• _WHAT THE TASK REQUIRES_: Check every line of the entries for "efficient", and copy the lines that hold it.

• _Saved entries_:
────────────────────────────────────────

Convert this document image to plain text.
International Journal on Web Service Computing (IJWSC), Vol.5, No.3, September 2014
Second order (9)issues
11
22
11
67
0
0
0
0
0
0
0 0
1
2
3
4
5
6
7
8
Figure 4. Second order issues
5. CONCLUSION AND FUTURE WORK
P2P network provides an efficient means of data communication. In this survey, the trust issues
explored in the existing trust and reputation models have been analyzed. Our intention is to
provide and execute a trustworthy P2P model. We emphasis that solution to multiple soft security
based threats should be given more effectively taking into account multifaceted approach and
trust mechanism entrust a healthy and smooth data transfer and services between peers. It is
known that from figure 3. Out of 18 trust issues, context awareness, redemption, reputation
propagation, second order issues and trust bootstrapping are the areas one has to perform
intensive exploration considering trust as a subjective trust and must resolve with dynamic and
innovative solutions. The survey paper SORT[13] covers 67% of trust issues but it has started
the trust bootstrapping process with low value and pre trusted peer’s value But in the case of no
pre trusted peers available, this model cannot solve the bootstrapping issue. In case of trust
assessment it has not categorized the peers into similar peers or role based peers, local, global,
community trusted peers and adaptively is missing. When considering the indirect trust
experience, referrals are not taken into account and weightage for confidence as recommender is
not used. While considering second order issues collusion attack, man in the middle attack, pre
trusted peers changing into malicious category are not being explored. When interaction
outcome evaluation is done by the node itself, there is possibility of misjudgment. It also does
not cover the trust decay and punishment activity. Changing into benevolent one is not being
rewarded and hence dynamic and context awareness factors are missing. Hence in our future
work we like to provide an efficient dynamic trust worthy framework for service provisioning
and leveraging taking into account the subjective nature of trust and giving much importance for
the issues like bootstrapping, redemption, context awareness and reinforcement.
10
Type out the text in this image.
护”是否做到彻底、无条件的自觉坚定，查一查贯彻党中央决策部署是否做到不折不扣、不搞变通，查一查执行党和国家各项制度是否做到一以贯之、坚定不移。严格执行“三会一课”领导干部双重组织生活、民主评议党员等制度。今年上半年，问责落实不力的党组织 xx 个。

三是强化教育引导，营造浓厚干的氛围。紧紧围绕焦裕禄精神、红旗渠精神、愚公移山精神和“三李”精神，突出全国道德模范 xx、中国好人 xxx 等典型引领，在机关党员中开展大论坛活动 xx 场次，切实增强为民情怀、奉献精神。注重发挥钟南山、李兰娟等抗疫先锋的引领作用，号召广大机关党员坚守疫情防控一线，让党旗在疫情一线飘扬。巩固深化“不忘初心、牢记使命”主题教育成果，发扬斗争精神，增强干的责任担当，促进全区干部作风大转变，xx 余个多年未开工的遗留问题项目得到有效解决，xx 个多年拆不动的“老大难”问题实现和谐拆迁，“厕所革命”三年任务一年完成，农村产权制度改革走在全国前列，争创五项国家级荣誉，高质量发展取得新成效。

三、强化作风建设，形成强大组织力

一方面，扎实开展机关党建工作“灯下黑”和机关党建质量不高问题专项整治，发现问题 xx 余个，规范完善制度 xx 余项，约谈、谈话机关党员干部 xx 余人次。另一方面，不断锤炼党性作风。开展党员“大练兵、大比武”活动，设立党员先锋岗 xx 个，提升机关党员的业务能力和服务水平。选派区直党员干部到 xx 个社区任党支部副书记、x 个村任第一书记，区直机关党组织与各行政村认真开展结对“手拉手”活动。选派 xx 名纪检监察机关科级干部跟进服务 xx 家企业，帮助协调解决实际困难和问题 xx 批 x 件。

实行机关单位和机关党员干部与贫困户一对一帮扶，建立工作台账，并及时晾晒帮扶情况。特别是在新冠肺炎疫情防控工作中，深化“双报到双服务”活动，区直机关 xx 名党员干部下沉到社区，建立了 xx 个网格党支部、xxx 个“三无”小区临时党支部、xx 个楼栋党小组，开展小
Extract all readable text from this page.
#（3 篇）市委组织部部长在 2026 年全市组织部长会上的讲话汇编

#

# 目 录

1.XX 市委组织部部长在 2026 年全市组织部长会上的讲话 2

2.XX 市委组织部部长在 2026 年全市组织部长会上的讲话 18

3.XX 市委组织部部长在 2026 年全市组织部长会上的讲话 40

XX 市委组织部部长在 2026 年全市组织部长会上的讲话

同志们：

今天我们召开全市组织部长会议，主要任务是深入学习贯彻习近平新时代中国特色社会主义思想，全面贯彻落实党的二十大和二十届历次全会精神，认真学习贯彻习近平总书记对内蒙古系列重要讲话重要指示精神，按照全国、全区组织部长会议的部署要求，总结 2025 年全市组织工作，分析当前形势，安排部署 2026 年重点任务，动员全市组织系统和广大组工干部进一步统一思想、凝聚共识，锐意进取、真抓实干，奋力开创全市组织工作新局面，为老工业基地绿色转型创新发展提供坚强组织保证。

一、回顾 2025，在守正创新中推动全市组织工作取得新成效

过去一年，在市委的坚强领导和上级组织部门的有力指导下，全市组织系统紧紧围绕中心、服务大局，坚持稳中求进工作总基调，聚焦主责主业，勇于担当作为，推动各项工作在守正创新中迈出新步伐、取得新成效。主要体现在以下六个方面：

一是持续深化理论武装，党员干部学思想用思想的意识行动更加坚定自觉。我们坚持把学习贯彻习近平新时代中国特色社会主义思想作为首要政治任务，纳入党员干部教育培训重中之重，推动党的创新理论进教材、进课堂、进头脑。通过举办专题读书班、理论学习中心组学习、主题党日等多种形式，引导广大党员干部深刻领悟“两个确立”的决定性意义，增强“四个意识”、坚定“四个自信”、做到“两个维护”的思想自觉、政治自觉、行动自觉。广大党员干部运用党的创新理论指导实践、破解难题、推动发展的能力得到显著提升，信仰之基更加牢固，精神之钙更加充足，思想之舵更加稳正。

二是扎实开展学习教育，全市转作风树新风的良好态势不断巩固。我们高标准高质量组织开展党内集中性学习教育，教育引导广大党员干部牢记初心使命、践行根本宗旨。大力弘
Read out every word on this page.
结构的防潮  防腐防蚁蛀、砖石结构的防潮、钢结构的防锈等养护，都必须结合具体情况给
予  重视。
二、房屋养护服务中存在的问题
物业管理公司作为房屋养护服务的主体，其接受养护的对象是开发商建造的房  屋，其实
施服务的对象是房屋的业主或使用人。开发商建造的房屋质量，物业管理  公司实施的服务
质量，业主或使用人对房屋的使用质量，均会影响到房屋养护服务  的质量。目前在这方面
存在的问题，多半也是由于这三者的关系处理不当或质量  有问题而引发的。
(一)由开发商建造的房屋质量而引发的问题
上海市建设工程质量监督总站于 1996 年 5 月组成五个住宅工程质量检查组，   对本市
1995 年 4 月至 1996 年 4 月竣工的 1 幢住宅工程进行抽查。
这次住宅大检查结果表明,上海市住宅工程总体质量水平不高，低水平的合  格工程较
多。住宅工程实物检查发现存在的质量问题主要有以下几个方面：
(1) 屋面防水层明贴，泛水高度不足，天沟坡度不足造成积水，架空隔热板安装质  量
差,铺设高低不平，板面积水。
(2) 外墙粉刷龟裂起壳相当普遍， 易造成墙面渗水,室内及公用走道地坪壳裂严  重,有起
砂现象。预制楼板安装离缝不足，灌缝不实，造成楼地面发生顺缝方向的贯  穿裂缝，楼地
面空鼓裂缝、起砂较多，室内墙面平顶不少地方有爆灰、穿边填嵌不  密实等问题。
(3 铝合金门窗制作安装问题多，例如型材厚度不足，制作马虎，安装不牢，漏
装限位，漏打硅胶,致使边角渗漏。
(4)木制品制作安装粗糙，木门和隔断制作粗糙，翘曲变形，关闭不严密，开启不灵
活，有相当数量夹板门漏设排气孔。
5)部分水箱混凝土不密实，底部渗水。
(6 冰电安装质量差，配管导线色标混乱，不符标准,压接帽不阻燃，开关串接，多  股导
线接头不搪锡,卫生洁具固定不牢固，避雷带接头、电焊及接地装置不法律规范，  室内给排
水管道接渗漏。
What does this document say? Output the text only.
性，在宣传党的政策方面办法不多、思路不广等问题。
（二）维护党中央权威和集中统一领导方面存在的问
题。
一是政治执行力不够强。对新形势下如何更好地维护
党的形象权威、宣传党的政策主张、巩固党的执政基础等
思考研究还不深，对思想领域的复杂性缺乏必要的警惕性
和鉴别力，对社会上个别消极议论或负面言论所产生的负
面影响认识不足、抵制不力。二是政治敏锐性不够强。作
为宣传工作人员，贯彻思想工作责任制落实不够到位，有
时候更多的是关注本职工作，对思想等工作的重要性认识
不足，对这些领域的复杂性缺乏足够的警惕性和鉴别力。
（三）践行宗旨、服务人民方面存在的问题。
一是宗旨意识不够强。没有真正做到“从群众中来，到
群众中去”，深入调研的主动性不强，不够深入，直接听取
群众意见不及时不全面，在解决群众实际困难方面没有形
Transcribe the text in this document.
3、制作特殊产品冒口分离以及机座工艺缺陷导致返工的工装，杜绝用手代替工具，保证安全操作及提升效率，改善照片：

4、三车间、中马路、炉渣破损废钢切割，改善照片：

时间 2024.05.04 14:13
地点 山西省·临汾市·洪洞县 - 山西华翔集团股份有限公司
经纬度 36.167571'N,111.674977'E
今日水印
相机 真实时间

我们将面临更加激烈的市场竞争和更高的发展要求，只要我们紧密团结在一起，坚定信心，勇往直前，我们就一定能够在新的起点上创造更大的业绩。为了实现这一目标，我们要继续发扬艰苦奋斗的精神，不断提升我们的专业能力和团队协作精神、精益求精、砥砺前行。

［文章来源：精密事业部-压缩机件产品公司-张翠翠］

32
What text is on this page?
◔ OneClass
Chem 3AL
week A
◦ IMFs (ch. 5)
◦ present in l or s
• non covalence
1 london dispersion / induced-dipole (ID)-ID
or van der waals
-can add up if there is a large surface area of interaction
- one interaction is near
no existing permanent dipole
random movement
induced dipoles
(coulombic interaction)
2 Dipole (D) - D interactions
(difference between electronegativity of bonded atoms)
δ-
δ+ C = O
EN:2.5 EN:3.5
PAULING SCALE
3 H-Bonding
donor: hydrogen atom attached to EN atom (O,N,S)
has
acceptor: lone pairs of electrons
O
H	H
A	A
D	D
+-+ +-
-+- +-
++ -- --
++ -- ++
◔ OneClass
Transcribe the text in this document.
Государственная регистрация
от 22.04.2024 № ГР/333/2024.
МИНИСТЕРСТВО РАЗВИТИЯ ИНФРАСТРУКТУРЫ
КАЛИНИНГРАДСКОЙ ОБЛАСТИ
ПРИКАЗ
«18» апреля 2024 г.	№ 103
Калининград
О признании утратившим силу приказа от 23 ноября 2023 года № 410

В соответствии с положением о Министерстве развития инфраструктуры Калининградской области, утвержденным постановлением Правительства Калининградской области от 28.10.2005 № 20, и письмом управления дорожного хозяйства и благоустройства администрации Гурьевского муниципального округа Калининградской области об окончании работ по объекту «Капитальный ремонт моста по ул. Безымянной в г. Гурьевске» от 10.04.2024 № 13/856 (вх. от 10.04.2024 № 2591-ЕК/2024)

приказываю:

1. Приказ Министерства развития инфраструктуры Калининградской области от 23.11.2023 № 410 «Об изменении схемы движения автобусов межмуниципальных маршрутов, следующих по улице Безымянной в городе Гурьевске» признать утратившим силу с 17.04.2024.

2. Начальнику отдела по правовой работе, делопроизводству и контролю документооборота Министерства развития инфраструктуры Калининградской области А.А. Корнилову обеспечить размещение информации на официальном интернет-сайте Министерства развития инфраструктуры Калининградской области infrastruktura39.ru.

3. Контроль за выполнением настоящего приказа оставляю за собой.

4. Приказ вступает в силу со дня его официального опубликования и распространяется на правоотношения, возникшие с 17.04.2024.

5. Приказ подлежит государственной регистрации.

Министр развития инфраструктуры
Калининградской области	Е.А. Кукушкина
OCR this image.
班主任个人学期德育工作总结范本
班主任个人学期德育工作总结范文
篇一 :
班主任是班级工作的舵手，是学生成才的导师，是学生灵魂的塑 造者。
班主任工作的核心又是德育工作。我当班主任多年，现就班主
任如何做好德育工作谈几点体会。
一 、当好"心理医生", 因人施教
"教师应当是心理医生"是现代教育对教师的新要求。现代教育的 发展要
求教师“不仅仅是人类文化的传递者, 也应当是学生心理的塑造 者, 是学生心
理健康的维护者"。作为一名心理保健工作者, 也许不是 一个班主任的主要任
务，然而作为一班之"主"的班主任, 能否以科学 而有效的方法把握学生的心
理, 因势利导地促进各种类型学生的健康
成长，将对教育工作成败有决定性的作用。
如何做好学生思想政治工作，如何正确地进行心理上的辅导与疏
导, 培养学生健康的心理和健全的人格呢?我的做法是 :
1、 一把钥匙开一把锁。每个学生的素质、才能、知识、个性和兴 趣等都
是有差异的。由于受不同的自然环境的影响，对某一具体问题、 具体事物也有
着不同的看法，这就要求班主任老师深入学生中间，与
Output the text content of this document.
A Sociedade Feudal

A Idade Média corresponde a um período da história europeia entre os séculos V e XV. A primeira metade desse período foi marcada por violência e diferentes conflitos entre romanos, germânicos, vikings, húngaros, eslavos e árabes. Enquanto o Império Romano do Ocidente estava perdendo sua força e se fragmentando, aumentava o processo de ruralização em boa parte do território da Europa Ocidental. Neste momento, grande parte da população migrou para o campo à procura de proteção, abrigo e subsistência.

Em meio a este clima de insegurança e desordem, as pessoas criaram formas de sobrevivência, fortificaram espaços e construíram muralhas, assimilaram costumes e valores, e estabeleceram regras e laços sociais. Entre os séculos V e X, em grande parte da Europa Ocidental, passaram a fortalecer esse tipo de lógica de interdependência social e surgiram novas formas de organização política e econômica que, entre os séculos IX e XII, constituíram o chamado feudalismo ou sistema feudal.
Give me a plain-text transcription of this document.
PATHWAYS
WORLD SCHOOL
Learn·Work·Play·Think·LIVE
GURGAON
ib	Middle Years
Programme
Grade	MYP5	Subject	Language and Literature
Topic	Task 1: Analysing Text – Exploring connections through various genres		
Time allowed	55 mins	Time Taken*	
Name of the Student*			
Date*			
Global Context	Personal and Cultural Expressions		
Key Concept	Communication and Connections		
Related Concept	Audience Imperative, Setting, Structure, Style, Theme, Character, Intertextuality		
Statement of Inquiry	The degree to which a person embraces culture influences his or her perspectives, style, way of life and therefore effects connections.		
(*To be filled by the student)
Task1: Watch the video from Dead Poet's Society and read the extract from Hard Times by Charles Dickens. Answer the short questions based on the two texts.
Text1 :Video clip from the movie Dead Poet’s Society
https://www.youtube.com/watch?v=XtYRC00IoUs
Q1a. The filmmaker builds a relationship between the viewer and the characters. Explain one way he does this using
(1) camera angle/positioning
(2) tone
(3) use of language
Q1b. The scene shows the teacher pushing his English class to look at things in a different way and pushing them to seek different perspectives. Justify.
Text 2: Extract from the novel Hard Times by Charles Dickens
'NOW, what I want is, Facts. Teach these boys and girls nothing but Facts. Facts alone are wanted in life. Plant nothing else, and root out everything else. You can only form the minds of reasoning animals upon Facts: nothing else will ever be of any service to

────────────────────────────────────────

• _SOLUTION FOR THIS PROBLEM_:
P2P network provides an efficient means of data communication. In this survey, the trust issues
work we like to provide an efficient dynamic trust worthy framework for service provisioning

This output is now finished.